AIM: Write out every entry precisely as given, leaving the pictures out.

INPUT:

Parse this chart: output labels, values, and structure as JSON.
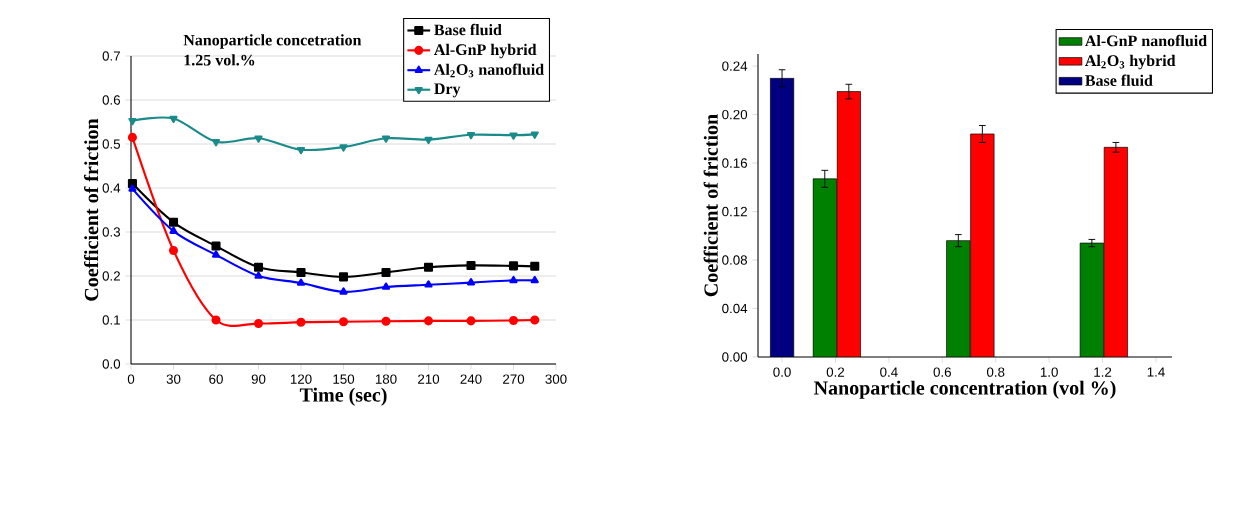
{
  "chart_data": [
    {
      "type": "line",
      "xlabel": "Time (sec)",
      "ylabel": "Coefficient of friction",
      "annotations": [
        "Nanoparticle concetration",
        "1.25 vol.%"
      ],
      "x": [
        1,
        30,
        60,
        90,
        120,
        150,
        180,
        210,
        240,
        270,
        285
      ],
      "series": [
        {
          "name": "Base fluid",
          "color": "#000000",
          "marker": "square",
          "values": [
            0.41,
            0.322,
            0.268,
            0.22,
            0.208,
            0.198,
            0.208,
            0.22,
            0.224,
            0.223,
            0.222
          ]
        },
        {
          "name": "Al-GnP hybrid",
          "color": "#ff0000",
          "marker": "circle",
          "values": [
            0.515,
            0.258,
            0.1,
            0.092,
            0.095,
            0.096,
            0.097,
            0.098,
            0.098,
            0.099,
            0.1
          ]
        },
        {
          "name": "Al$_{2}$O$_{3}$ nanofluid",
          "color": "#0000ff",
          "marker": "triangle",
          "values": [
            0.398,
            0.302,
            0.248,
            0.2,
            0.184,
            0.164,
            0.175,
            0.18,
            0.185,
            0.19,
            0.19
          ]
        },
        {
          "name": "Dry",
          "color": "#1a8a8a",
          "marker": "triangle_down",
          "values": [
            0.553,
            0.558,
            0.505,
            0.513,
            0.487,
            0.493,
            0.513,
            0.51,
            0.521,
            0.52,
            0.522
          ]
        }
      ],
      "xlim": [
        0,
        300
      ],
      "ylim": [
        0,
        0.7
      ],
      "xticks": [
        0,
        30,
        60,
        90,
        120,
        150,
        180,
        210,
        240,
        270,
        300
      ],
      "yticks": [
        {
          "value": 0,
          "label": "0.0"
        },
        0.1,
        0.2,
        0.3,
        0.4,
        0.5,
        0.6,
        0.7
      ],
      "grid": "y",
      "legend": "top right"
    },
    {
      "type": "bar",
      "xlabel": "Nanoparticle concentration (vol %)",
      "ylabel": "Coefficient of friction",
      "series": [
        {
          "name": "Al-GnP nanofluid",
          "color": "#008000",
          "x": [
            0.16,
            0.66,
            1.16
          ],
          "values": [
            0.147,
            0.096,
            0.094
          ],
          "errors": [
            0.007,
            0.005,
            0.003
          ]
        },
        {
          "name": "Al$_{2}$O$_{3}$ hybrid",
          "color": "#ff0000",
          "x": [
            0.25,
            0.75,
            1.25
          ],
          "values": [
            0.219,
            0.184,
            0.173
          ],
          "errors": [
            0.006,
            0.007,
            0.004
          ]
        },
        {
          "name": "Base fluid",
          "color": "#000080",
          "x": [
            0.0
          ],
          "values": [
            0.23
          ],
          "errors": [
            0.007
          ]
        }
      ],
      "xlim": [
        -0.09,
        1.46
      ],
      "ylim": [
        0,
        0.25
      ],
      "xticks": [
        {
          "value": 0,
          "label": "0.0"
        },
        {
          "value": 0.2,
          "label": "0.2"
        },
        {
          "value": 0.4,
          "label": "0.4"
        },
        {
          "value": 0.6,
          "label": "0.6"
        },
        {
          "value": 0.8,
          "label": "0.8"
        },
        {
          "value": 1,
          "label": "1.0"
        },
        {
          "value": 1.2,
          "label": "1.2"
        },
        {
          "value": 1.4,
          "label": "1.4"
        }
      ],
      "yticks": [
        {
          "value": 0,
          "label": "0.00"
        },
        {
          "value": 0.04,
          "label": "0.04"
        },
        {
          "value": 0.08,
          "label": "0.08"
        },
        {
          "value": 0.12,
          "label": "0.12"
        },
        {
          "value": 0.16,
          "label": "0.16"
        },
        {
          "value": 0.2,
          "label": "0.20"
        },
        {
          "value": 0.24,
          "label": "0.24"
        }
      ],
      "legend": "top right"
    }
  ]
}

TASK ANSWER:
Parse this chart: output labels, values, and structure as JSON.
{
  "chart_data": [
    {
      "type": "line",
      "xlabel": "Time (sec)",
      "ylabel": "Coefficient of friction",
      "annotations": [
        "Nanoparticle concetration",
        "1.25 vol.%"
      ],
      "x": [
        1,
        30,
        60,
        90,
        120,
        150,
        180,
        210,
        240,
        270,
        285
      ],
      "series": [
        {
          "name": "Base fluid",
          "color": "#000000",
          "marker": "square",
          "values": [
            0.41,
            0.322,
            0.268,
            0.22,
            0.208,
            0.198,
            0.208,
            0.22,
            0.224,
            0.223,
            0.222
          ]
        },
        {
          "name": "Al-GnP hybrid",
          "color": "#ff0000",
          "marker": "circle",
          "values": [
            0.515,
            0.258,
            0.1,
            0.092,
            0.095,
            0.096,
            0.097,
            0.098,
            0.098,
            0.099,
            0.1
          ]
        },
        {
          "name": "Al$_{2}$O$_{3}$ nanofluid",
          "color": "#0000ff",
          "marker": "triangle",
          "values": [
            0.398,
            0.302,
            0.248,
            0.2,
            0.184,
            0.164,
            0.175,
            0.18,
            0.185,
            0.19,
            0.19
          ]
        },
        {
          "name": "Dry",
          "color": "#1a8a8a",
          "marker": "triangle_down",
          "values": [
            0.553,
            0.558,
            0.505,
            0.513,
            0.487,
            0.493,
            0.513,
            0.51,
            0.521,
            0.52,
            0.522
          ]
        }
      ],
      "xlim": [
        0,
        300
      ],
      "ylim": [
        0,
        0.7
      ],
      "xticks": [
        0,
        30,
        60,
        90,
        120,
        150,
        180,
        210,
        240,
        270,
        300
      ],
      "yticks": [
        {
          "value": 0,
          "label": "0.0"
        },
        0.1,
        0.2,
        0.3,
        0.4,
        0.5,
        0.6,
        0.7
      ],
      "grid": "y",
      "legend": "top right"
    },
    {
      "type": "bar",
      "xlabel": "Nanoparticle concentration (vol %)",
      "ylabel": "Coefficient of friction",
      "series": [
        {
          "name": "Al-GnP nanofluid",
          "color": "#008000",
          "x": [
            0.16,
            0.66,
            1.16
          ],
          "values": [
            0.147,
            0.096,
            0.094
          ],
          "errors": [
            0.007,
            0.005,
            0.003
          ]
        },
        {
          "name": "Al$_{2}$O$_{3}$ hybrid",
          "color": "#ff0000",
          "x": [
            0.25,
            0.75,
            1.25
          ],
          "values": [
            0.219,
            0.184,
            0.173
          ],
          "errors": [
            0.006,
            0.007,
            0.004
          ]
        },
        {
          "name": "Base fluid",
          "color": "#000080",
          "x": [
            0.0
          ],
          "values": [
            0.23
          ],
          "errors": [
            0.007
          ]
        }
      ],
      "xlim": [
        -0.09,
        1.46
      ],
      "ylim": [
        0,
        0.25
      ],
      "xticks": [
        {
          "value": 0,
          "label": "0.0"
        },
        {
          "value": 0.2,
          "label": "0.2"
        },
        {
          "value": 0.4,
          "label": "0.4"
        },
        {
          "value": 0.6,
          "label": "0.6"
        },
        {
          "value": 0.8,
          "label": "0.8"
        },
        {
          "value": 1,
          "label": "1.0"
        },
        {
          "value": 1.2,
          "label": "1.2"
        },
        {
          "value": 1.4,
          "label": "1.4"
        }
      ],
      "yticks": [
        {
          "value": 0,
          "label": "0.00"
        },
        {
          "value": 0.04,
          "label": "0.04"
        },
        {
          "value": 0.08,
          "label": "0.08"
        },
        {
          "value": 0.12,
          "label": "0.12"
        },
        {
          "value": 0.16,
          "label": "0.16"
        },
        {
          "value": 0.2,
          "label": "0.20"
        },
        {
          "value": 0.24,
          "label": "0.24"
        }
      ],
      "legend": "top right"
    }
  ]
}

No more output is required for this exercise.